• **Required task 1**: Echo the stretch of the car forum thread from "Some little problems" through "web in lights?".

• **Page extract**:
════

Some little problems with front poppet. Front poppet were painted with black plastidip. View thru grid is nicer now. 
Tomorrow I will look via ETKA if problem is resolve with some special tools. Are difrent between front mask. The holder I must resolve, too.


----------



## CiLA (Oct 31, 2015)

I found some problems in my matrix lights -
Somebody has spider web in lights?


----------



## noname (Aug 20, 2015)

I'll let you know tomorrow morning!


----------



## noname (Aug 20, 2015)

I checked, No spider man here! I prefer batman!


----------



## CiLA (Oct 31, 2015)

Could you send photo your lights detail, ManuTT please?


----------



## noname (Aug 20, 2015)

Let me clean them I'll post before dinner


----------



## gogs (Dec 22, 2010)

My car doesn't have that either, looks a bit like a frost pattern !

════

• **Required task 2**: Duplicate the stretch of entries from the line containing "wall-panel xyxy=(127,112,287,177)" through the line containing "gate-rail xyxy=(362,410,582,420)".

• **Bounding box annotations**:
════

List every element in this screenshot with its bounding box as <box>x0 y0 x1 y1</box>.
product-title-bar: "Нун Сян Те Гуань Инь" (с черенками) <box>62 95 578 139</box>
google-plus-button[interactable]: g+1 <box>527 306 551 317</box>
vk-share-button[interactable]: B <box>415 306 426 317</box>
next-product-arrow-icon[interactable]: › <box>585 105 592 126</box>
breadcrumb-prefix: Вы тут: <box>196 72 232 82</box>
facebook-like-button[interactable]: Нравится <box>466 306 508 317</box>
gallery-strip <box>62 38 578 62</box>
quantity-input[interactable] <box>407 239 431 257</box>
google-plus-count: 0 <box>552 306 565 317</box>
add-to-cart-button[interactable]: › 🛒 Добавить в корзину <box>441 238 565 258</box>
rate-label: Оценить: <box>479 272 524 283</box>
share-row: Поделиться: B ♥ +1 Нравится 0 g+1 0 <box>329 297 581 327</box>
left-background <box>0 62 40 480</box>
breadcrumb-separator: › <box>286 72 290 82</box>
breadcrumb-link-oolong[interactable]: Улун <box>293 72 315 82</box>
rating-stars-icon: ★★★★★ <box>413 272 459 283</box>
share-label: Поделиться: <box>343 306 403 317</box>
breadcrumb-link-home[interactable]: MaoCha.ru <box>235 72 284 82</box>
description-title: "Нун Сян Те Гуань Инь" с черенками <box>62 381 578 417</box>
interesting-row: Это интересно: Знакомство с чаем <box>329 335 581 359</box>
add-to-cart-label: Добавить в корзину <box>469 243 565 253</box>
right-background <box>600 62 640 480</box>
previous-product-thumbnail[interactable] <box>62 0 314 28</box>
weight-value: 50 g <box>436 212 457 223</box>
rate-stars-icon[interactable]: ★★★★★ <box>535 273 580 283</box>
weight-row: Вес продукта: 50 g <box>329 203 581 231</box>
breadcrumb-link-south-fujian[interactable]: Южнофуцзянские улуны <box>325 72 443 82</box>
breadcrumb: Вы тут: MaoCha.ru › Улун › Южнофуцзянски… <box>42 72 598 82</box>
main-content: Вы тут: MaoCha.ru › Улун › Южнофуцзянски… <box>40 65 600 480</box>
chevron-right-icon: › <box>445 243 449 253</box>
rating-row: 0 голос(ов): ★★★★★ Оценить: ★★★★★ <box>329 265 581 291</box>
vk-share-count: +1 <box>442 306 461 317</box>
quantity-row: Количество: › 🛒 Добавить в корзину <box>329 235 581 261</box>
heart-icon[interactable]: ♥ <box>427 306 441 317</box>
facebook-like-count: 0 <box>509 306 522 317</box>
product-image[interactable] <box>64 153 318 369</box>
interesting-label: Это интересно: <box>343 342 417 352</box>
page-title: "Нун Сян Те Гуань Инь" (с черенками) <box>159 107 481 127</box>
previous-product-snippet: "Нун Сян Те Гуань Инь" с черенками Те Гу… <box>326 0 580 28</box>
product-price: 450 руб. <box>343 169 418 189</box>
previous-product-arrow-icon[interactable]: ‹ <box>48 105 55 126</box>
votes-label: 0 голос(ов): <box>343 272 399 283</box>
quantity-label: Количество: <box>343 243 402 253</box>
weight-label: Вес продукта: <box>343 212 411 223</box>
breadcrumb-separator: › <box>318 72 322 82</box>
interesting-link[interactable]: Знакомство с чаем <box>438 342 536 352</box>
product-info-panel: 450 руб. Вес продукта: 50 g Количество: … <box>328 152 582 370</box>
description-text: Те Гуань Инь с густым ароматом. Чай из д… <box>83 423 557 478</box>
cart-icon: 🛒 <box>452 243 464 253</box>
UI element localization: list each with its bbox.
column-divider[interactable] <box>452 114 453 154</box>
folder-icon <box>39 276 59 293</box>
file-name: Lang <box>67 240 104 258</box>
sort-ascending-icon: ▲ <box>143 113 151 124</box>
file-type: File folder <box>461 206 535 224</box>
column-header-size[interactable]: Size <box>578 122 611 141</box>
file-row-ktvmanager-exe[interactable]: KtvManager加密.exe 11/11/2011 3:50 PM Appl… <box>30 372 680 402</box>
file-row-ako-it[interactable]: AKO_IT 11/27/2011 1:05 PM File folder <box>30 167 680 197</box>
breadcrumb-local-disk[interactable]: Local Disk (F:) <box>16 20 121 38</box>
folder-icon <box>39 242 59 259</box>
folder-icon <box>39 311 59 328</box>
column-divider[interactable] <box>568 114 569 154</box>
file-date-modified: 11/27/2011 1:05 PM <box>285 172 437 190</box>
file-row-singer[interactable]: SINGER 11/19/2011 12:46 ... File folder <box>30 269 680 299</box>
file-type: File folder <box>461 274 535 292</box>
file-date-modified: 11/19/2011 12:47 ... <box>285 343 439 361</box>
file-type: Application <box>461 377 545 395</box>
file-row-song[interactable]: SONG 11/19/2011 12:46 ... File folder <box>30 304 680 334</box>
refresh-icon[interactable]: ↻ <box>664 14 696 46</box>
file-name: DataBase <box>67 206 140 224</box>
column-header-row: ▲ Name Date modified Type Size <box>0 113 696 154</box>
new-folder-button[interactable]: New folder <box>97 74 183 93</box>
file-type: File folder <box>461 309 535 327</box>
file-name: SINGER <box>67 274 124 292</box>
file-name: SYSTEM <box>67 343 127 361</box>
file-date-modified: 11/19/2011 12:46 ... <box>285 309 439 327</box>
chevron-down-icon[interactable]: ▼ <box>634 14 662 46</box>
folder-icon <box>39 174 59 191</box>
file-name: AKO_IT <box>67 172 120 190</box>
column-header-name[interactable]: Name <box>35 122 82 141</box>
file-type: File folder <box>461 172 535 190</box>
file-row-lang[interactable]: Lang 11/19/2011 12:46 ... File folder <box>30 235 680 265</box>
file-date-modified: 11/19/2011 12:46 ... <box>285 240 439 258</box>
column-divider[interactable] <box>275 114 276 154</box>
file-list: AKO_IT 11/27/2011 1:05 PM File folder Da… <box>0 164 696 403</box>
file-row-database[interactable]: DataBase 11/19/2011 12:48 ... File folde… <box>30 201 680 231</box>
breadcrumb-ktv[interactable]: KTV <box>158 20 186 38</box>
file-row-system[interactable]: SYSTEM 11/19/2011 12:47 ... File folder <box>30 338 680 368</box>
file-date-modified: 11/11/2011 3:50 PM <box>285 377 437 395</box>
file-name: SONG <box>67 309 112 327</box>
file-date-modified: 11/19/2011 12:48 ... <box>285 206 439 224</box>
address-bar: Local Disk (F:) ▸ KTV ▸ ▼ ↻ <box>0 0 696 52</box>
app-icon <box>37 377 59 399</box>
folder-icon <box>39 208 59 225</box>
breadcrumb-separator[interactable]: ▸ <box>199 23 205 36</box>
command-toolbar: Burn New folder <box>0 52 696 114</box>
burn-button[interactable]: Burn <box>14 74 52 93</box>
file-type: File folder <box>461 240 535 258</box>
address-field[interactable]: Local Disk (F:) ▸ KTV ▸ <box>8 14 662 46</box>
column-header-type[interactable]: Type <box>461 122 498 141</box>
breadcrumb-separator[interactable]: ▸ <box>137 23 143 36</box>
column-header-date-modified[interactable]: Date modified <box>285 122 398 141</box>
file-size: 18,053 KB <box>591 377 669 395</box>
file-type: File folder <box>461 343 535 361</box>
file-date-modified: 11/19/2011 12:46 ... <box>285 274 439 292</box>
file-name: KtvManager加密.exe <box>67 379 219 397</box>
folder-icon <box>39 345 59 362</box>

════

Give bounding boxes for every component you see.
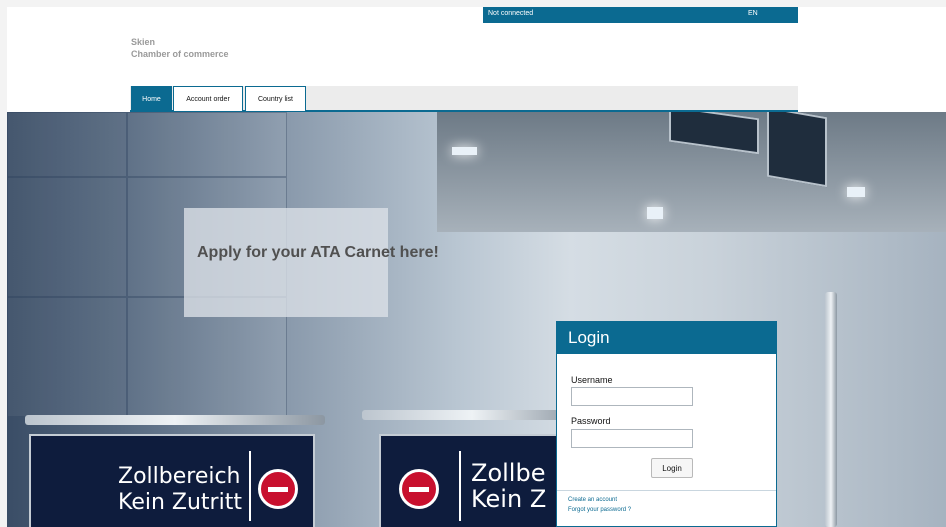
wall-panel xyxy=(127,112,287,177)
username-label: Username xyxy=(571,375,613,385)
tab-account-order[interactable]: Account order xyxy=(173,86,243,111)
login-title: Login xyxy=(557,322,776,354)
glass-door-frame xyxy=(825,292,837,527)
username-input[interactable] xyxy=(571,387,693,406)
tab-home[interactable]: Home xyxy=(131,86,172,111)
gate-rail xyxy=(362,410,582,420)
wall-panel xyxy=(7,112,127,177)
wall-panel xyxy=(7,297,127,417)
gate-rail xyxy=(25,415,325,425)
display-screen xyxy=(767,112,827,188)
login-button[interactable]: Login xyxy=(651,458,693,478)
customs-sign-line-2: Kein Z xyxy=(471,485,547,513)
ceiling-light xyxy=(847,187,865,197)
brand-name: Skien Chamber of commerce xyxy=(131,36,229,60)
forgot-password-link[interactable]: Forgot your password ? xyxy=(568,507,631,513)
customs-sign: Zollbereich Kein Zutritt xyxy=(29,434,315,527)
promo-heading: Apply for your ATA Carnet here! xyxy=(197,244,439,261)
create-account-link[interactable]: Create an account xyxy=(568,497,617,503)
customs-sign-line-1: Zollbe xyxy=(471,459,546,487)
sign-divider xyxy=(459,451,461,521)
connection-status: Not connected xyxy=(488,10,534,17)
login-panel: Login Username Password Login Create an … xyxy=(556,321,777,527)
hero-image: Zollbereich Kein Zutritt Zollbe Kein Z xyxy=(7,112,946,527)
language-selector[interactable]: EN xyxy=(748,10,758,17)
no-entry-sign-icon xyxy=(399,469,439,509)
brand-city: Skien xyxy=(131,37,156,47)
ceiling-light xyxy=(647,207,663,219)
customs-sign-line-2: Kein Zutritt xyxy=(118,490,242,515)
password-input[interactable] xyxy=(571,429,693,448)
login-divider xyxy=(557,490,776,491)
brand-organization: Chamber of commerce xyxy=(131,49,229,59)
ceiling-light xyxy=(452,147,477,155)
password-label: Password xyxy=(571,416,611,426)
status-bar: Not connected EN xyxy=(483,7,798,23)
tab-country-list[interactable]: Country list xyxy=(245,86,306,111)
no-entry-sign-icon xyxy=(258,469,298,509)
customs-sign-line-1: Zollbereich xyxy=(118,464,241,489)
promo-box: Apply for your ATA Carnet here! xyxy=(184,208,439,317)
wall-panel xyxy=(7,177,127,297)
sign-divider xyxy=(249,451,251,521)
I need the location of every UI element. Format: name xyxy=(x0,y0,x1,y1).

════

• **Expected answer 1**:
Some little problems with front poppet. Front poppet were painted with black plastidip. View thru grid is nicer now. 
Tomorrow I will look via ETKA if problem is resolve with some special tools. Are difrent between front mask. The holder I must resolve, too.


----------



## CiLA (Oct 31, 2015)

I found some problems in my matrix lights -
Somebody has spider web in lights?

• **Expected answer 2**:
wall-panel xyxy=(127,112,287,177)
username-label: Username xyxy=(571,375,613,385)
tab-account-order[interactable]: Account order xyxy=(173,86,243,111)
login-title: Login xyxy=(557,322,776,354)
glass-door-frame xyxy=(825,292,837,527)
username-input[interactable] xyxy=(571,387,693,406)
tab-home[interactable]: Home xyxy=(131,86,172,111)
gate-rail xyxy=(362,410,582,420)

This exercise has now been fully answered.